Data listing

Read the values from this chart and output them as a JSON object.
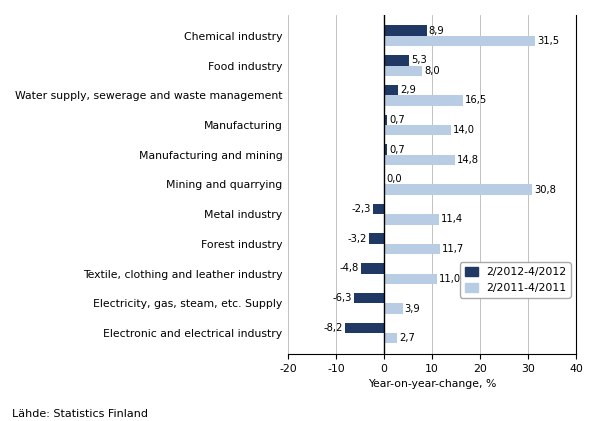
{
  "categories": [
    "Chemical industry",
    "Food industry",
    "Water supply, sewerage and waste management",
    "Manufacturing",
    "Manufacturing and mining",
    "Mining and quarrying",
    "Metal industry",
    "Forest industry",
    "Textile, clothing and leather industry",
    "Electricity, gas, steam, etc. Supply",
    "Electronic and electrical industry"
  ],
  "values_2012": [
    8.9,
    5.3,
    2.9,
    0.7,
    0.7,
    0.0,
    -2.3,
    -3.2,
    -4.8,
    -6.3,
    -8.2
  ],
  "values_2011": [
    31.5,
    8.0,
    16.5,
    14.0,
    14.8,
    30.8,
    11.4,
    11.7,
    11.0,
    3.9,
    2.7
  ],
  "color_2012": "#1f3864",
  "color_2011": "#b8cce4",
  "xlabel": "Year-on-year-change, %",
  "legend_2012": "2/2012-4/2012",
  "legend_2011": "2/2011-4/2011",
  "source": "Lähde: Statistics Finland",
  "xlim": [
    -20,
    40
  ],
  "xticks": [
    -20,
    -10,
    0,
    10,
    20,
    30,
    40
  ],
  "bar_height": 0.35,
  "label_fontsize": 7.2,
  "tick_fontsize": 7.8,
  "source_fontsize": 8
}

Do this:
For the listing above, give the number of lines in which the string "Manufacturing" occurs, and nothing else.

Answer to the problem:
2